• _Required work_: Pull out each line of the data below that contains the string "axis".

--*--

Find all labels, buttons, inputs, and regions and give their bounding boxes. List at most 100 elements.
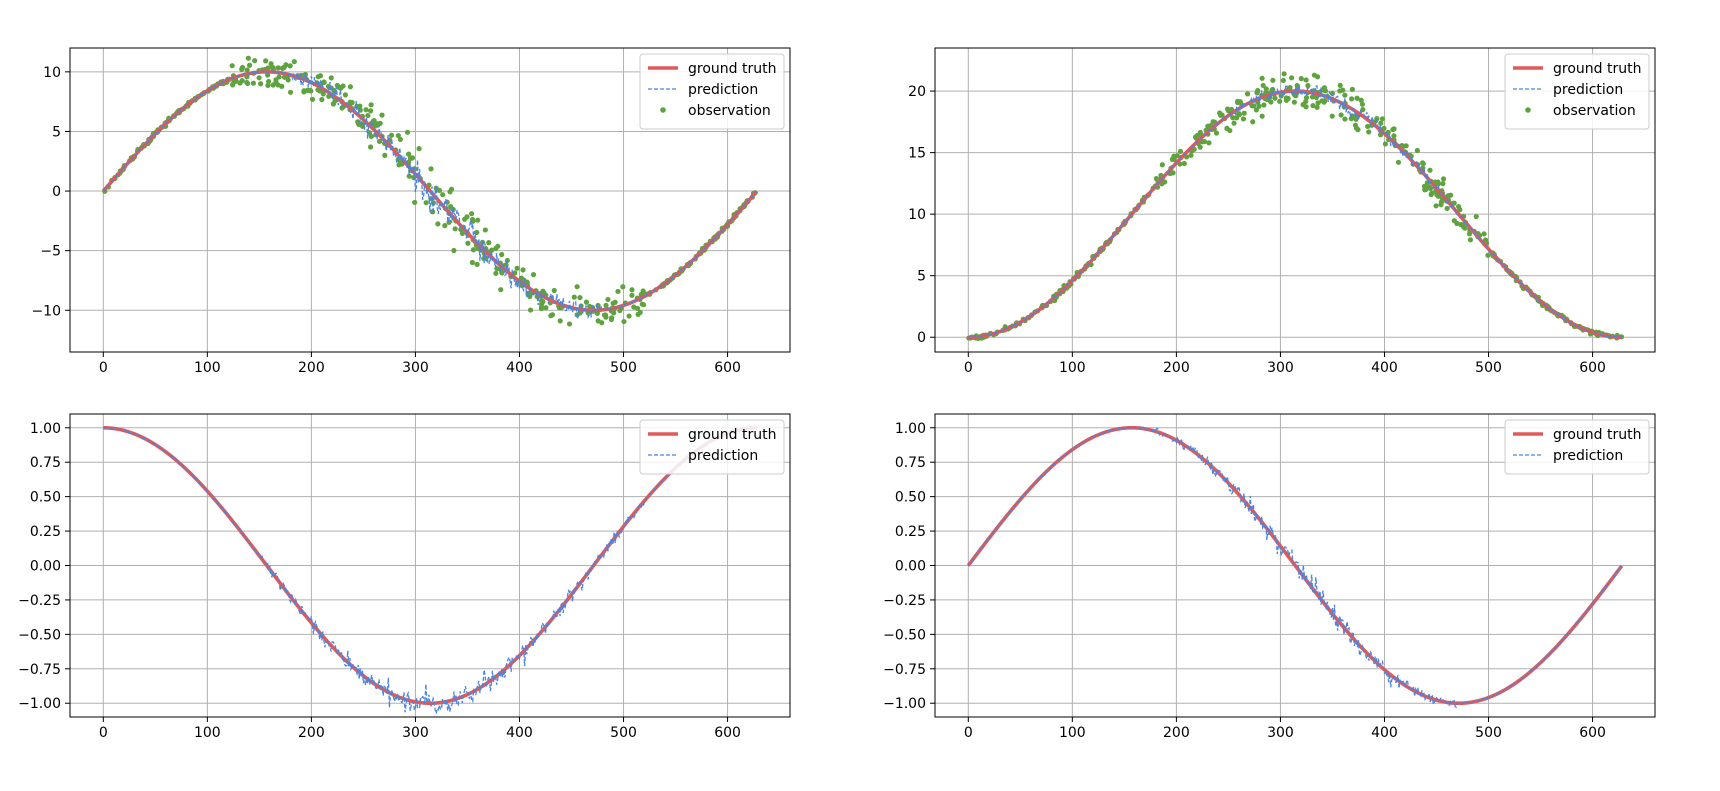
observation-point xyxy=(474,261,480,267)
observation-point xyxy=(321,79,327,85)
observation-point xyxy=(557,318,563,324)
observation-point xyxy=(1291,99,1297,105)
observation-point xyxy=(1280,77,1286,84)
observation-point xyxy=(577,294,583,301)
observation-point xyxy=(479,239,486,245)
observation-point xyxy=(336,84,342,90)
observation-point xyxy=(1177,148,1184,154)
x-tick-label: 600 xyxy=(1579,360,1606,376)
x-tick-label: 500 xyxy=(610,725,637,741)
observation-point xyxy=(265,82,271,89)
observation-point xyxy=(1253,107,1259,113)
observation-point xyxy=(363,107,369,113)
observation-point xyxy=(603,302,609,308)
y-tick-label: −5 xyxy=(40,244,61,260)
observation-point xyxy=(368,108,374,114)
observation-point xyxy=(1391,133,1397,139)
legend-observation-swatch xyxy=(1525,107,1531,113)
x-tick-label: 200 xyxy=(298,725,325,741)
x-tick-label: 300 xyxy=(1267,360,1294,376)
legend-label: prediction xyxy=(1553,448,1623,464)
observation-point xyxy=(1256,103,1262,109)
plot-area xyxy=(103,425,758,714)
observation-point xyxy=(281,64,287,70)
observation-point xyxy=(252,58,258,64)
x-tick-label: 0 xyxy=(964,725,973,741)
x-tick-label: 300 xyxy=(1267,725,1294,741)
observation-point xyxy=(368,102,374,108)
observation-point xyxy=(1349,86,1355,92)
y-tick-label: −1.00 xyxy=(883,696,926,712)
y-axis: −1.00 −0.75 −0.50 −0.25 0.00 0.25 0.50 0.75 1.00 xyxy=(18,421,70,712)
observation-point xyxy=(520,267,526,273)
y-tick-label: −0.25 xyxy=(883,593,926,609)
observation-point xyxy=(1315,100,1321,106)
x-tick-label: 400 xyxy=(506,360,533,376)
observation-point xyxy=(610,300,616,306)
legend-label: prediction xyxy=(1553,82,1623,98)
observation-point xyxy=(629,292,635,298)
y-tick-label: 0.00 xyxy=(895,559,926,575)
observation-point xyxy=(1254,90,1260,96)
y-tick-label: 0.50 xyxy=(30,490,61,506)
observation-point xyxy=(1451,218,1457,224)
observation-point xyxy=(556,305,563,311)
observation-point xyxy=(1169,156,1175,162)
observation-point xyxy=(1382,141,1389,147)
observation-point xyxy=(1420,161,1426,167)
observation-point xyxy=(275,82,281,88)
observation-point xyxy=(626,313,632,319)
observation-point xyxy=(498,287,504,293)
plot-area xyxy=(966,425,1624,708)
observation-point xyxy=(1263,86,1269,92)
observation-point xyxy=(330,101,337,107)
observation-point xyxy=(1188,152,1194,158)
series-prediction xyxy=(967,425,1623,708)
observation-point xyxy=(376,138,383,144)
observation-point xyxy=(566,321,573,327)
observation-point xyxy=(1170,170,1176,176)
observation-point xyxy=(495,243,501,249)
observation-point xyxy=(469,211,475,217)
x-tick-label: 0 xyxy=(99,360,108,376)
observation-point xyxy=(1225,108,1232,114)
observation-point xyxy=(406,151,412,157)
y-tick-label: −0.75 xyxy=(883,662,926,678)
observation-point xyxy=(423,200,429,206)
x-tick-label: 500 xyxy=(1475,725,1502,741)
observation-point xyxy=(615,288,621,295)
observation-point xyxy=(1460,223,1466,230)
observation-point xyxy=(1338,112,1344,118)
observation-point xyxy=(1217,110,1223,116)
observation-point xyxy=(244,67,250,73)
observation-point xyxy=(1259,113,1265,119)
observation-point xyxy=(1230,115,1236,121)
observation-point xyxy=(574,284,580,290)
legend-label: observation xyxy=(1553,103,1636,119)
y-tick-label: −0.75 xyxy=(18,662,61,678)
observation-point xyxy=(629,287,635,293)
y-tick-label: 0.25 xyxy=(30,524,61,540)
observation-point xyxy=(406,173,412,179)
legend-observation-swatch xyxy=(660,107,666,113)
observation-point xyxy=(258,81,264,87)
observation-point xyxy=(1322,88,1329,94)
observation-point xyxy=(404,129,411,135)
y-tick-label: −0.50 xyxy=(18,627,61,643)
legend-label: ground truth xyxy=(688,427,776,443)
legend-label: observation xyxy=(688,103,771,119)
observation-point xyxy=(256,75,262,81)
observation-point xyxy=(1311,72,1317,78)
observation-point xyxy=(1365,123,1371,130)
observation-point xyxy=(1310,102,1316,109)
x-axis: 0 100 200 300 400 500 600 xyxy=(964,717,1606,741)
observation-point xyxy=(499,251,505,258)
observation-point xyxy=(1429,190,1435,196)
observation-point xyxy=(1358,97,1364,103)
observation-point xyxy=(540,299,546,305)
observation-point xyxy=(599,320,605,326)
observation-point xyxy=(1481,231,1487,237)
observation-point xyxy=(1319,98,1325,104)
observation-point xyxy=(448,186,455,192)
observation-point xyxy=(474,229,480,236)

--*--

• _Answer for the task_:
y-axis: −1.00 −0.75 −0.50 −0.25 0.00 0.25 0.50 0.75 1.00 xyxy=(18,421,70,712)
x-axis: 0 100 200 300 400 500 600 xyxy=(964,717,1606,741)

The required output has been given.